─── Material shown ───

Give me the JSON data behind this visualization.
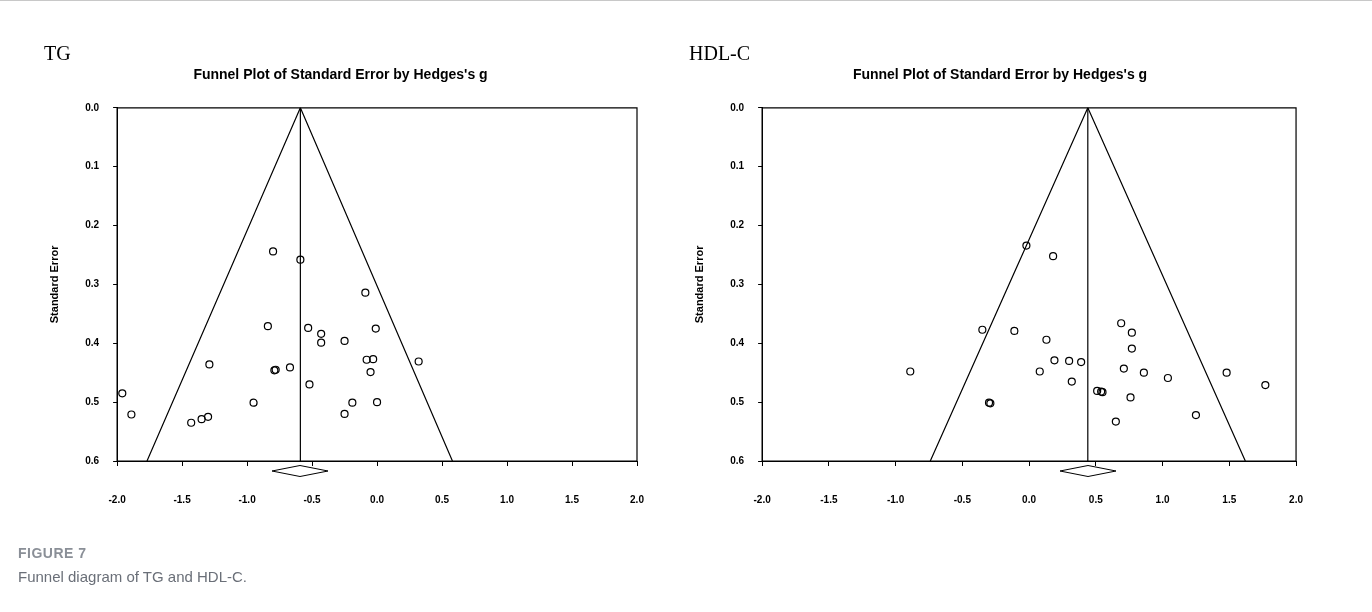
{
  "chart_data": [
    {
      "type": "scatter",
      "title": "TG",
      "subtitle": "Funnel Plot of Standard Error by Hedges's g",
      "ylabel": "Standard Error",
      "xlim": [
        -2.0,
        2.0
      ],
      "ylim": [
        0.6,
        0.0
      ],
      "xticks": [
        {
          "value": -2,
          "label": "-2.0"
        },
        {
          "value": -1.5,
          "label": "-1.5"
        },
        {
          "value": -1,
          "label": "-1.0"
        },
        {
          "value": -0.5,
          "label": "-0.5"
        },
        {
          "value": 0,
          "label": "0.0"
        },
        {
          "value": 0.5,
          "label": "0.5"
        },
        {
          "value": 1,
          "label": "1.0"
        },
        {
          "value": 1.5,
          "label": "1.5"
        },
        {
          "value": 2,
          "label": "2.0"
        }
      ],
      "yticks": [
        {
          "value": 0,
          "label": "0.0"
        },
        {
          "value": 0.1,
          "label": "0.1"
        },
        {
          "value": 0.2,
          "label": "0.2"
        },
        {
          "value": 0.3,
          "label": "0.3"
        },
        {
          "value": 0.4,
          "label": "0.4"
        },
        {
          "value": 0.5,
          "label": "0.5"
        },
        {
          "value": 0.6,
          "label": "0.6"
        }
      ],
      "marker": "circle",
      "grid": false,
      "legend": false,
      "ref_lines": [
        {
          "axis": "x",
          "value": -0.59,
          "color": "#000000"
        }
      ],
      "annotations": [
        "FIGURE 7",
        "Funnel diagram of TG and HDL-C."
      ],
      "series": [
        {
          "color": "#000000",
          "x": [
            -0.8,
            -0.59,
            -0.09,
            -0.84,
            -0.53,
            -0.43,
            -0.43,
            -0.01,
            -0.25,
            -0.08,
            -0.03,
            0.32,
            -0.05,
            -1.29,
            -0.79,
            -0.78,
            -0.67,
            -0.52,
            -1.96,
            -1.89,
            -0.95,
            -1.43,
            -1.35,
            -1.3,
            -0.19,
            -0.25,
            0.0
          ],
          "values": [
            0.244,
            0.258,
            0.314,
            0.371,
            0.374,
            0.384,
            0.399,
            0.375,
            0.396,
            0.428,
            0.427,
            0.431,
            0.449,
            0.436,
            0.446,
            0.445,
            0.441,
            0.47,
            0.485,
            0.521,
            0.501,
            0.535,
            0.529,
            0.525,
            0.501,
            0.52,
            0.5
          ]
        },
        {
          "type": "line",
          "marker": "none",
          "color": "#000000",
          "x": [
            -1.77,
            -0.59,
            0.58
          ],
          "values": [
            0.6,
            0.0,
            0.6
          ]
        }
      ]
    },
    {
      "type": "scatter",
      "title": "HDL-C",
      "subtitle": "Funnel Plot of Standard Error by Hedges's g",
      "ylabel": "Standard Error",
      "xlim": [
        -2.0,
        2.0
      ],
      "ylim": [
        0.6,
        0.0
      ],
      "xticks": [
        {
          "value": -2,
          "label": "-2.0"
        },
        {
          "value": -1.5,
          "label": "-1.5"
        },
        {
          "value": -1,
          "label": "-1.0"
        },
        {
          "value": -0.5,
          "label": "-0.5"
        },
        {
          "value": 0,
          "label": "0.0"
        },
        {
          "value": 0.5,
          "label": "0.5"
        },
        {
          "value": 1,
          "label": "1.0"
        },
        {
          "value": 1.5,
          "label": "1.5"
        },
        {
          "value": 2,
          "label": "2.0"
        }
      ],
      "yticks": [
        {
          "value": 0,
          "label": "0.0"
        },
        {
          "value": 0.1,
          "label": "0.1"
        },
        {
          "value": 0.2,
          "label": "0.2"
        },
        {
          "value": 0.3,
          "label": "0.3"
        },
        {
          "value": 0.4,
          "label": "0.4"
        },
        {
          "value": 0.5,
          "label": "0.5"
        },
        {
          "value": 0.6,
          "label": "0.6"
        }
      ],
      "marker": "circle",
      "grid": false,
      "legend": false,
      "ref_lines": [
        {
          "axis": "x",
          "value": 0.44,
          "color": "#000000"
        }
      ],
      "series": [
        {
          "color": "#000000",
          "x": [
            -0.02,
            0.18,
            -0.35,
            -0.11,
            0.13,
            0.69,
            0.77,
            0.77,
            0.19,
            0.3,
            0.39,
            0.08,
            0.32,
            0.71,
            0.86,
            1.04,
            1.48,
            1.77,
            0.51,
            0.54,
            0.55,
            0.76,
            -0.29,
            -0.3,
            0.65,
            1.25,
            -0.89
          ],
          "values": [
            0.234,
            0.252,
            0.377,
            0.379,
            0.394,
            0.366,
            0.382,
            0.409,
            0.429,
            0.43,
            0.432,
            0.448,
            0.465,
            0.443,
            0.45,
            0.459,
            0.45,
            0.471,
            0.481,
            0.482,
            0.483,
            0.492,
            0.502,
            0.501,
            0.533,
            0.522,
            0.448
          ]
        },
        {
          "type": "line",
          "marker": "none",
          "color": "#000000",
          "x": [
            -0.74,
            0.44,
            1.62
          ],
          "values": [
            0.6,
            0.0,
            0.6
          ]
        }
      ]
    }
  ]
}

───

**Task instructions:** Copy every record character for character. Skip the pictures.

**Response below:**
Give me the JSON data behind this visualization.
{
  "chart_data": [
    {
      "type": "scatter",
      "title": "TG",
      "subtitle": "Funnel Plot of Standard Error by Hedges's g",
      "ylabel": "Standard Error",
      "xlim": [
        -2.0,
        2.0
      ],
      "ylim": [
        0.6,
        0.0
      ],
      "xticks": [
        {
          "value": -2,
          "label": "-2.0"
        },
        {
          "value": -1.5,
          "label": "-1.5"
        },
        {
          "value": -1,
          "label": "-1.0"
        },
        {
          "value": -0.5,
          "label": "-0.5"
        },
        {
          "value": 0,
          "label": "0.0"
        },
        {
          "value": 0.5,
          "label": "0.5"
        },
        {
          "value": 1,
          "label": "1.0"
        },
        {
          "value": 1.5,
          "label": "1.5"
        },
        {
          "value": 2,
          "label": "2.0"
        }
      ],
      "yticks": [
        {
          "value": 0,
          "label": "0.0"
        },
        {
          "value": 0.1,
          "label": "0.1"
        },
        {
          "value": 0.2,
          "label": "0.2"
        },
        {
          "value": 0.3,
          "label": "0.3"
        },
        {
          "value": 0.4,
          "label": "0.4"
        },
        {
          "value": 0.5,
          "label": "0.5"
        },
        {
          "value": 0.6,
          "label": "0.6"
        }
      ],
      "marker": "circle",
      "grid": false,
      "legend": false,
      "ref_lines": [
        {
          "axis": "x",
          "value": -0.59,
          "color": "#000000"
        }
      ],
      "annotations": [
        "FIGURE 7",
        "Funnel diagram of TG and HDL-C."
      ],
      "series": [
        {
          "color": "#000000",
          "x": [
            -0.8,
            -0.59,
            -0.09,
            -0.84,
            -0.53,
            -0.43,
            -0.43,
            -0.01,
            -0.25,
            -0.08,
            -0.03,
            0.32,
            -0.05,
            -1.29,
            -0.79,
            -0.78,
            -0.67,
            -0.52,
            -1.96,
            -1.89,
            -0.95,
            -1.43,
            -1.35,
            -1.3,
            -0.19,
            -0.25,
            0.0
          ],
          "values": [
            0.244,
            0.258,
            0.314,
            0.371,
            0.374,
            0.384,
            0.399,
            0.375,
            0.396,
            0.428,
            0.427,
            0.431,
            0.449,
            0.436,
            0.446,
            0.445,
            0.441,
            0.47,
            0.485,
            0.521,
            0.501,
            0.535,
            0.529,
            0.525,
            0.501,
            0.52,
            0.5
          ]
        },
        {
          "type": "line",
          "marker": "none",
          "color": "#000000",
          "x": [
            -1.77,
            -0.59,
            0.58
          ],
          "values": [
            0.6,
            0.0,
            0.6
          ]
        }
      ]
    },
    {
      "type": "scatter",
      "title": "HDL-C",
      "subtitle": "Funnel Plot of Standard Error by Hedges's g",
      "ylabel": "Standard Error",
      "xlim": [
        -2.0,
        2.0
      ],
      "ylim": [
        0.6,
        0.0
      ],
      "xticks": [
        {
          "value": -2,
          "label": "-2.0"
        },
        {
          "value": -1.5,
          "label": "-1.5"
        },
        {
          "value": -1,
          "label": "-1.0"
        },
        {
          "value": -0.5,
          "label": "-0.5"
        },
        {
          "value": 0,
          "label": "0.0"
        },
        {
          "value": 0.5,
          "label": "0.5"
        },
        {
          "value": 1,
          "label": "1.0"
        },
        {
          "value": 1.5,
          "label": "1.5"
        },
        {
          "value": 2,
          "label": "2.0"
        }
      ],
      "yticks": [
        {
          "value": 0,
          "label": "0.0"
        },
        {
          "value": 0.1,
          "label": "0.1"
        },
        {
          "value": 0.2,
          "label": "0.2"
        },
        {
          "value": 0.3,
          "label": "0.3"
        },
        {
          "value": 0.4,
          "label": "0.4"
        },
        {
          "value": 0.5,
          "label": "0.5"
        },
        {
          "value": 0.6,
          "label": "0.6"
        }
      ],
      "marker": "circle",
      "grid": false,
      "legend": false,
      "ref_lines": [
        {
          "axis": "x",
          "value": 0.44,
          "color": "#000000"
        }
      ],
      "series": [
        {
          "color": "#000000",
          "x": [
            -0.02,
            0.18,
            -0.35,
            -0.11,
            0.13,
            0.69,
            0.77,
            0.77,
            0.19,
            0.3,
            0.39,
            0.08,
            0.32,
            0.71,
            0.86,
            1.04,
            1.48,
            1.77,
            0.51,
            0.54,
            0.55,
            0.76,
            -0.29,
            -0.3,
            0.65,
            1.25,
            -0.89
          ],
          "values": [
            0.234,
            0.252,
            0.377,
            0.379,
            0.394,
            0.366,
            0.382,
            0.409,
            0.429,
            0.43,
            0.432,
            0.448,
            0.465,
            0.443,
            0.45,
            0.459,
            0.45,
            0.471,
            0.481,
            0.482,
            0.483,
            0.492,
            0.502,
            0.501,
            0.533,
            0.522,
            0.448
          ]
        },
        {
          "type": "line",
          "marker": "none",
          "color": "#000000",
          "x": [
            -0.74,
            0.44,
            1.62
          ],
          "values": [
            0.6,
            0.0,
            0.6
          ]
        }
      ]
    }
  ]
}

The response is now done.